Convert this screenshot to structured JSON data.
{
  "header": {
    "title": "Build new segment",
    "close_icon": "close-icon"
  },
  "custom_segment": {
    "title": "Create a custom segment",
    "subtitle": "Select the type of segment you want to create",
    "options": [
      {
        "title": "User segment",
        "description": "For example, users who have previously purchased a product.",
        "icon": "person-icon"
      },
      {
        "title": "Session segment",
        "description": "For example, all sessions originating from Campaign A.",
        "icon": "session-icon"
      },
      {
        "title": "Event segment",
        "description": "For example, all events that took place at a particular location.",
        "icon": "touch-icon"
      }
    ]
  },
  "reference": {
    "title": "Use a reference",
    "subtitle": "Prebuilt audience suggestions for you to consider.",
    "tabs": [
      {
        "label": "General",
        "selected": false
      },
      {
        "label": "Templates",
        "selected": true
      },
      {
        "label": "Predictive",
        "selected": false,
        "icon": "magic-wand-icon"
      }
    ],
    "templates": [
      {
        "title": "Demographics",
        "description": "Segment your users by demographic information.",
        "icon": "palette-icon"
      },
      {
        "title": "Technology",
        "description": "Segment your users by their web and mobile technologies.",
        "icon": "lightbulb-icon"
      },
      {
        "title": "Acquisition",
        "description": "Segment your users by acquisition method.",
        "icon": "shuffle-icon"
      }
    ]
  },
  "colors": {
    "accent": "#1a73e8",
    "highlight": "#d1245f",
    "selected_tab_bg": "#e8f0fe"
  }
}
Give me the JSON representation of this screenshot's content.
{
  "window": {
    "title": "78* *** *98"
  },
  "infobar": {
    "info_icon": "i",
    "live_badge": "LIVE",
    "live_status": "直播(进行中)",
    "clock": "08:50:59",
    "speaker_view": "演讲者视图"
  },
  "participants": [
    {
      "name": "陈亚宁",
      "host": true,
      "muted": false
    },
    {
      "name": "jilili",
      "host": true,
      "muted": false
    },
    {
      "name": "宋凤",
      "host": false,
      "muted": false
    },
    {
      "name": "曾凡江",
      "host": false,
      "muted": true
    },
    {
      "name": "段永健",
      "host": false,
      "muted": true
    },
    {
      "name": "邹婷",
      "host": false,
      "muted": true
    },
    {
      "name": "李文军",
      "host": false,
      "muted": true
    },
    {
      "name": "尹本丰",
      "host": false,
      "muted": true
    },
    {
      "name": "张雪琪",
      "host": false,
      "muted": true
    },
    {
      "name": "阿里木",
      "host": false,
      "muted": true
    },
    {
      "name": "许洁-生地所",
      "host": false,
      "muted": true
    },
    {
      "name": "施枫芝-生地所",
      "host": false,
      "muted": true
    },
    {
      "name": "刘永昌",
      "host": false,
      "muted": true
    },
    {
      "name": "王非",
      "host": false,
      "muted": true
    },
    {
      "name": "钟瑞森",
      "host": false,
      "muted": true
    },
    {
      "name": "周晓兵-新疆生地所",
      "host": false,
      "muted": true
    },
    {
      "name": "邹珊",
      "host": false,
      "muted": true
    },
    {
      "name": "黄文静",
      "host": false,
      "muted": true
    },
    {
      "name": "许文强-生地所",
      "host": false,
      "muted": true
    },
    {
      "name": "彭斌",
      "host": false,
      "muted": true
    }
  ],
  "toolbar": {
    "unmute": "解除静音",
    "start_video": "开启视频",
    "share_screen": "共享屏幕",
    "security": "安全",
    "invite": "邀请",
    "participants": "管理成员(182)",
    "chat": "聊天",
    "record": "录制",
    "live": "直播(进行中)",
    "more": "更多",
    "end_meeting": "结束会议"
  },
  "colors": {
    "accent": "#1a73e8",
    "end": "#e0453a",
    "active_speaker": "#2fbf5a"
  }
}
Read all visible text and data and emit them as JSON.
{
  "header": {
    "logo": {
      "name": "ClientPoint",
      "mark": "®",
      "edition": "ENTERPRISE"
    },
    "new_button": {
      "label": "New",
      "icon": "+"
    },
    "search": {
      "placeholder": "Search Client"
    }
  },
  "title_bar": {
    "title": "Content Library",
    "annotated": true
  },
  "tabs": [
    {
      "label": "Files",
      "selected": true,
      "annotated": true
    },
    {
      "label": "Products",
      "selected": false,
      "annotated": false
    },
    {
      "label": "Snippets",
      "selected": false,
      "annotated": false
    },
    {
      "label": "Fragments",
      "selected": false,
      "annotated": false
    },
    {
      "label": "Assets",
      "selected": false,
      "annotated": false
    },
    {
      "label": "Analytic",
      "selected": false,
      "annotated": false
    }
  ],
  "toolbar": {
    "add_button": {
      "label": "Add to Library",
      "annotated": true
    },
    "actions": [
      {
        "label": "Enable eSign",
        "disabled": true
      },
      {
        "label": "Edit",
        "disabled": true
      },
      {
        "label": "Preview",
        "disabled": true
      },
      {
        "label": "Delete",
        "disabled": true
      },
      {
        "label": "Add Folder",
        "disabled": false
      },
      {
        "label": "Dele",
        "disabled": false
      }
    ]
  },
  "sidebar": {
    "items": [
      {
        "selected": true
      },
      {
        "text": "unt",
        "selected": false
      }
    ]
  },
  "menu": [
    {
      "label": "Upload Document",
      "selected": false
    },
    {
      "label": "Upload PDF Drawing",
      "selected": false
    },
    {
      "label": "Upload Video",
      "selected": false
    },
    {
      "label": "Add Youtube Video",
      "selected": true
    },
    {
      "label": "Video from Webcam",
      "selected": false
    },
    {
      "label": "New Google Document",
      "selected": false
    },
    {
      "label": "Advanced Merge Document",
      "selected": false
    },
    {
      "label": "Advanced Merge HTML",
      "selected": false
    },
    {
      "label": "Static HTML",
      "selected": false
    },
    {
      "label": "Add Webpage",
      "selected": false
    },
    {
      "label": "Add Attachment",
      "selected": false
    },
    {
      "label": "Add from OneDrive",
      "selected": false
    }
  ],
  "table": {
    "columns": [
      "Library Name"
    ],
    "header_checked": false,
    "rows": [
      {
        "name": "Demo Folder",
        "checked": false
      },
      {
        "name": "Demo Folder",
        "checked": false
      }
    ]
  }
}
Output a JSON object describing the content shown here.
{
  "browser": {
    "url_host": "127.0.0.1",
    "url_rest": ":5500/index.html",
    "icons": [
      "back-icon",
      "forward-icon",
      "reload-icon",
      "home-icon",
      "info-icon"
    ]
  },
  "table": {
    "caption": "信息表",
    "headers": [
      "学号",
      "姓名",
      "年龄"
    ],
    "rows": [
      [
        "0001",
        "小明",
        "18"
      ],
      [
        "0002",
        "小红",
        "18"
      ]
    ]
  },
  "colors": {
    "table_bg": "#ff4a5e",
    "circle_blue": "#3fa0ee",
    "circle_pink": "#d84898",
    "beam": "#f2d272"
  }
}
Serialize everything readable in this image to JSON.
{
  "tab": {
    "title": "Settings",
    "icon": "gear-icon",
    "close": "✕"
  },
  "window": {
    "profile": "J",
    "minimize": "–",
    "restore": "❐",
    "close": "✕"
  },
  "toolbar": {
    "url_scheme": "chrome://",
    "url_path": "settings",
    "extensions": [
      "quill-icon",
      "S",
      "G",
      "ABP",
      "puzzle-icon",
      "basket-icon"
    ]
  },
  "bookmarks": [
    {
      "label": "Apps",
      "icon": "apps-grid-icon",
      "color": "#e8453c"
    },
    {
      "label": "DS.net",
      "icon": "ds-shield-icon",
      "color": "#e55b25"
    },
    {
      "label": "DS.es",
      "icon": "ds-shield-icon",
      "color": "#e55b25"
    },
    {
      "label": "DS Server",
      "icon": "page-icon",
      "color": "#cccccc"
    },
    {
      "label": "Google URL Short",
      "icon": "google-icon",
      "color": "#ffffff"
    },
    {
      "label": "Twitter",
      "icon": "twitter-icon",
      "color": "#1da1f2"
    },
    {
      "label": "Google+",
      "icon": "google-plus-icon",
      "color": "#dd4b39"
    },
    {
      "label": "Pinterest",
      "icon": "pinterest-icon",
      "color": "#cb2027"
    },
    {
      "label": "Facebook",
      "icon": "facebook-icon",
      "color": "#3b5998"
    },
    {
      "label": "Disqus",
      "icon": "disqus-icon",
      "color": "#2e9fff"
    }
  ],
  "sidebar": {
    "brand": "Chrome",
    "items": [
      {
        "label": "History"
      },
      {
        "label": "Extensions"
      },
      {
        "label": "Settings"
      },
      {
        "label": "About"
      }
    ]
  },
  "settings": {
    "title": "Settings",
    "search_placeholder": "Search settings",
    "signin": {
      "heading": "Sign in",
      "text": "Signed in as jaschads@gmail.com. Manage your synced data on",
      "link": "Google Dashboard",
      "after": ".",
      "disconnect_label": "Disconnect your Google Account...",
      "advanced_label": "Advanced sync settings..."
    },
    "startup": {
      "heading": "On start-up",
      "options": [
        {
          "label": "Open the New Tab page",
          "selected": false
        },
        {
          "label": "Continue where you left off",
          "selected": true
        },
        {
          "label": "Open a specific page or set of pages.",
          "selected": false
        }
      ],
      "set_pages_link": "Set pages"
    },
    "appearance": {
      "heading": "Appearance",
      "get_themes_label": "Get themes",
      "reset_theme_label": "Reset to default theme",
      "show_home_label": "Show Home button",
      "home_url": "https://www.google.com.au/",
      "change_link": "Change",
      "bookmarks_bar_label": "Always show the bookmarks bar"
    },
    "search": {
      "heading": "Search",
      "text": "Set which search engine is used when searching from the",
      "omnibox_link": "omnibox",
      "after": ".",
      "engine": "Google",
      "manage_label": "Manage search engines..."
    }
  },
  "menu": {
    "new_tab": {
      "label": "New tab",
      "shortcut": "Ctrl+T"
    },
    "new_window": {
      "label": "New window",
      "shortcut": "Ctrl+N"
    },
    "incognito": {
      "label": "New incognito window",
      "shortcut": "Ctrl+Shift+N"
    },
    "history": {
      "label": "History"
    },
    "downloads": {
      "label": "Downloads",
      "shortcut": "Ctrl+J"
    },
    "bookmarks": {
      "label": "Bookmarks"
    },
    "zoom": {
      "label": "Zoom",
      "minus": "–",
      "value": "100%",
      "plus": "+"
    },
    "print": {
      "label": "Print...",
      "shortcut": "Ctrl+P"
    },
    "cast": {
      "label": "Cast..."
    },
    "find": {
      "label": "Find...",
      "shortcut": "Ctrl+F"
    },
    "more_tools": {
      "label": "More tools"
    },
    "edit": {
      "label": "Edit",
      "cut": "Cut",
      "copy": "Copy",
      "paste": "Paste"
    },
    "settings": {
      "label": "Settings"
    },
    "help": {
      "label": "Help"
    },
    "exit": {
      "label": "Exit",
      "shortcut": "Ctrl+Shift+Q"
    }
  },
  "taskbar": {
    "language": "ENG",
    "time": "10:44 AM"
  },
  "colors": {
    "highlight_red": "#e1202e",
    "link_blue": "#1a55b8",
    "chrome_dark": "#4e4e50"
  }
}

### WHAT THE TASK ASKS
Across the records above, count the lines holding "subtitle" and reply with that number alone.

### IN RESPONSE
2